Description of the task =>
Hunt for the word "subject" across the entries below, copying each line that holds it.

Input =>
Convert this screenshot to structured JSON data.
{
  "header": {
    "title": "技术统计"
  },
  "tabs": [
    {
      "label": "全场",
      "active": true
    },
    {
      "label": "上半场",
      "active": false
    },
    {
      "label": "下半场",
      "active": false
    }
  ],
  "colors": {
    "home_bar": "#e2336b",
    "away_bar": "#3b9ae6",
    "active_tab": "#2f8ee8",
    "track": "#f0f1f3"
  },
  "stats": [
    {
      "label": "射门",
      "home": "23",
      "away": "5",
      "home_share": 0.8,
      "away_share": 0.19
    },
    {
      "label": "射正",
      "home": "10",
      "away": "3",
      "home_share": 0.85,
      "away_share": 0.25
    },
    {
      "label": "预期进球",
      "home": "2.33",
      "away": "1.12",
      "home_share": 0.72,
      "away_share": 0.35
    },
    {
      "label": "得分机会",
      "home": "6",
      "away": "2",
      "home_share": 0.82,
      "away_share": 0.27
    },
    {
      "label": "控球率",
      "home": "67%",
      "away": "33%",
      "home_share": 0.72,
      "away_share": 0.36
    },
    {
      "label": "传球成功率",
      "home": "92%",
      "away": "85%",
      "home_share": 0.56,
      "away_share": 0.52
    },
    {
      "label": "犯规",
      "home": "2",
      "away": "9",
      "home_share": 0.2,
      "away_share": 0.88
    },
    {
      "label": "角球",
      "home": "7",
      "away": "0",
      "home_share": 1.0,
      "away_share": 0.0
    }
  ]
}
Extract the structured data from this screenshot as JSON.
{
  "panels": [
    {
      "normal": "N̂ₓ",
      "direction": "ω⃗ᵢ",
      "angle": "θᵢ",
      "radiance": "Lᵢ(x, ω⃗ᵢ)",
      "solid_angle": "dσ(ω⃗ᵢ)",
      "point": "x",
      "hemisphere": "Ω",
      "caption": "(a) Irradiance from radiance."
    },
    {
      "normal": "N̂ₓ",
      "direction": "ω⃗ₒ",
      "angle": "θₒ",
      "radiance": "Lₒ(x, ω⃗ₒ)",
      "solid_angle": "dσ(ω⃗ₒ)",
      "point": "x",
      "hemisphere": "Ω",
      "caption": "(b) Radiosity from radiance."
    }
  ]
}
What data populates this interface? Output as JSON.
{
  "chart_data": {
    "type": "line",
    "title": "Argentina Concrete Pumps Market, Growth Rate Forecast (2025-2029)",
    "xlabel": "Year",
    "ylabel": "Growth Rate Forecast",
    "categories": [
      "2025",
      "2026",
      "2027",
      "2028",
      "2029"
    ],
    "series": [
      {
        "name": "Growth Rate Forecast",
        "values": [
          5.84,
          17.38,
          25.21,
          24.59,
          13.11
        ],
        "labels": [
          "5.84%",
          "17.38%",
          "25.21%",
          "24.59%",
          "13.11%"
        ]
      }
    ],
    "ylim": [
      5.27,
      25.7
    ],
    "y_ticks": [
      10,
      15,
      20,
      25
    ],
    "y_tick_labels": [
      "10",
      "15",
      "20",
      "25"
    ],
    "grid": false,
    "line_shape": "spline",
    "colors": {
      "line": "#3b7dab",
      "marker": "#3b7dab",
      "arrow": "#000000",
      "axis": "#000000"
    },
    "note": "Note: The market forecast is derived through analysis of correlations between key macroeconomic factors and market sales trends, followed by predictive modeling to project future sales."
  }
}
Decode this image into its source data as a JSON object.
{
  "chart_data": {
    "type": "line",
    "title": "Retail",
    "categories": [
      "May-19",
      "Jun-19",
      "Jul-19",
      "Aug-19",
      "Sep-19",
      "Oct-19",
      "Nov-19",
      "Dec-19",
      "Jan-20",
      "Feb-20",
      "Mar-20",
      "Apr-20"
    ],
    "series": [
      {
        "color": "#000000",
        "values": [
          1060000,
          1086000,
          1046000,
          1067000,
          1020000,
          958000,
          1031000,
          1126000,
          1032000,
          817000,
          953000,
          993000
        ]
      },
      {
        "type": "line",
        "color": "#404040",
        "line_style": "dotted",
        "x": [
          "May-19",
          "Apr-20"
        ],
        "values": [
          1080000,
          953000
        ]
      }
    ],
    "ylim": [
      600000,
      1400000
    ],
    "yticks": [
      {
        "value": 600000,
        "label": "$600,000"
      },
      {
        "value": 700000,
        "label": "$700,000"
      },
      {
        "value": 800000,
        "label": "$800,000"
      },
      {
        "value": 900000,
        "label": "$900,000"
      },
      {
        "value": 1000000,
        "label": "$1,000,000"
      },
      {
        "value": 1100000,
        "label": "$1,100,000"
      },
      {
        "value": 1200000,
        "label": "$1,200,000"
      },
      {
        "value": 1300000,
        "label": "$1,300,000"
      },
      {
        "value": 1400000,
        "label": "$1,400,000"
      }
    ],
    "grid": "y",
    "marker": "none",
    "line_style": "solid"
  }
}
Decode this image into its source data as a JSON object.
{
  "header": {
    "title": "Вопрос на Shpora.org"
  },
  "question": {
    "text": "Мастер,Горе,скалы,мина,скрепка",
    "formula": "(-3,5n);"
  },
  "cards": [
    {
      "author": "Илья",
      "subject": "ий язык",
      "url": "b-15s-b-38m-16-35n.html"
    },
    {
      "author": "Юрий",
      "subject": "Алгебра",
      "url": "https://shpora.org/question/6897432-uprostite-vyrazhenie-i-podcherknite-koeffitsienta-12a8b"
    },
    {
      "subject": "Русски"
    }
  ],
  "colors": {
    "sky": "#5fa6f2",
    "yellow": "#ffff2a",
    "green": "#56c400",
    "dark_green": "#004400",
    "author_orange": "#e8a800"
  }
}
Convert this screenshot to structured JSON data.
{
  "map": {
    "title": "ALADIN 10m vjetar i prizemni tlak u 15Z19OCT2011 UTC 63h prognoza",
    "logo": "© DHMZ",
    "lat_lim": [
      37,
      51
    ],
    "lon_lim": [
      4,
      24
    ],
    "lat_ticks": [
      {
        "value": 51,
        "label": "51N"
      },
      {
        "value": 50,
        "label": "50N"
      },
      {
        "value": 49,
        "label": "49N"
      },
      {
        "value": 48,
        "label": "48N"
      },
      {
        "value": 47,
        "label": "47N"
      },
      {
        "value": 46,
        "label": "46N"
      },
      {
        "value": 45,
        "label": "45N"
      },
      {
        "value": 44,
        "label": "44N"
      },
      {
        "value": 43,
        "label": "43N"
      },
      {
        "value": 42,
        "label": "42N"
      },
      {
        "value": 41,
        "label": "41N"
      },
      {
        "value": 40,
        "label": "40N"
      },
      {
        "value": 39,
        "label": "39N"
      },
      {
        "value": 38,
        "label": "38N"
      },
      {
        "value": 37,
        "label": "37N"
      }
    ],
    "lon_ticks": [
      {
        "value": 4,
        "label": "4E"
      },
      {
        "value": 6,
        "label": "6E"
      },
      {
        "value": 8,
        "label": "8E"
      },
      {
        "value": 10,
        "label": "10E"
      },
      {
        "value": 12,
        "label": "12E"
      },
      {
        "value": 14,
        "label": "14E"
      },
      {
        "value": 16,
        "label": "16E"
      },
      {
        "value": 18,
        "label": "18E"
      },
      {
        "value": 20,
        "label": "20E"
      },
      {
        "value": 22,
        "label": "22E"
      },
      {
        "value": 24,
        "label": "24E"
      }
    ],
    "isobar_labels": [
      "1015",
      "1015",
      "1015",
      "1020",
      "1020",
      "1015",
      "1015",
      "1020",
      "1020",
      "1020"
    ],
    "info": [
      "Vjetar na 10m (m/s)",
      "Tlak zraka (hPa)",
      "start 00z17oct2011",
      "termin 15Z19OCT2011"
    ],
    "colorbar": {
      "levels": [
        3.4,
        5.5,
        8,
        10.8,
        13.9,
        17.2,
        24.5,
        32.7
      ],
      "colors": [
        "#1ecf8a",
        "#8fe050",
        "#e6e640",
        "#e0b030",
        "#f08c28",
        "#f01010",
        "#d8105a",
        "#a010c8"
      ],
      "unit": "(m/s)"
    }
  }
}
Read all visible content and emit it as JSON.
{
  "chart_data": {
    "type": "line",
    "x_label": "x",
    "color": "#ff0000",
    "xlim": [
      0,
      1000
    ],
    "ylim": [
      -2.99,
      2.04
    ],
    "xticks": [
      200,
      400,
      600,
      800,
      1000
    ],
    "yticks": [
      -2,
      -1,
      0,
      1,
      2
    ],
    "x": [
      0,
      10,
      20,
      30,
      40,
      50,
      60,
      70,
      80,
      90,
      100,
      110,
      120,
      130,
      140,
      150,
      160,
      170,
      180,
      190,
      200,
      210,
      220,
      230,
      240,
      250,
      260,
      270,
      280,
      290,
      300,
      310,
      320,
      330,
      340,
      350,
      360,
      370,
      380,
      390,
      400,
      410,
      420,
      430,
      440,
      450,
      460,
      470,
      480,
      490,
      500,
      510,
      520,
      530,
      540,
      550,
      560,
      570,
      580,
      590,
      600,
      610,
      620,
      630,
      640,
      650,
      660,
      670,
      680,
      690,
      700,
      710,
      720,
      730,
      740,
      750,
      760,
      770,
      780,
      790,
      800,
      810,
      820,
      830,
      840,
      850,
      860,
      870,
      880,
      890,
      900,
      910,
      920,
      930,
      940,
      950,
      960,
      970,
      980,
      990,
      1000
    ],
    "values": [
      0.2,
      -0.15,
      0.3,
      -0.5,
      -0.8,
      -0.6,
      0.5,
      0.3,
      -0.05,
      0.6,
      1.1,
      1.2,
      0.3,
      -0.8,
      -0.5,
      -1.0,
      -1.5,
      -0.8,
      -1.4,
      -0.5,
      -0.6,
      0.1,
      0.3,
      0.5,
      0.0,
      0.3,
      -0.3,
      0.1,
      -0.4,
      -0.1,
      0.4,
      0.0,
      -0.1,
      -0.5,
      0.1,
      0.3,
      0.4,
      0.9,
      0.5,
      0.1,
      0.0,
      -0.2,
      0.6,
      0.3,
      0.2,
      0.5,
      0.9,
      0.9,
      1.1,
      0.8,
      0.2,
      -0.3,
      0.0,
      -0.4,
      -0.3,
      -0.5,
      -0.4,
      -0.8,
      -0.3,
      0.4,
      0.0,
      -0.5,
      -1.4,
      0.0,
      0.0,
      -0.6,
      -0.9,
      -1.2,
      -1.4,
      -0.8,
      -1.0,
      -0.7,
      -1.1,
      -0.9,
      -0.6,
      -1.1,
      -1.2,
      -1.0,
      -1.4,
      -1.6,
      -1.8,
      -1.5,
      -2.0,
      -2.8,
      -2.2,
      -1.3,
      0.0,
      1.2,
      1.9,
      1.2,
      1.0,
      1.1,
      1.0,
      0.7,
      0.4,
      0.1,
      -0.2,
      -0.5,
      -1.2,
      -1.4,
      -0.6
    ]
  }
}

The response =>
      "subject": "ий язык",
      "subject": "Алгебра",
      "subject": "Русски"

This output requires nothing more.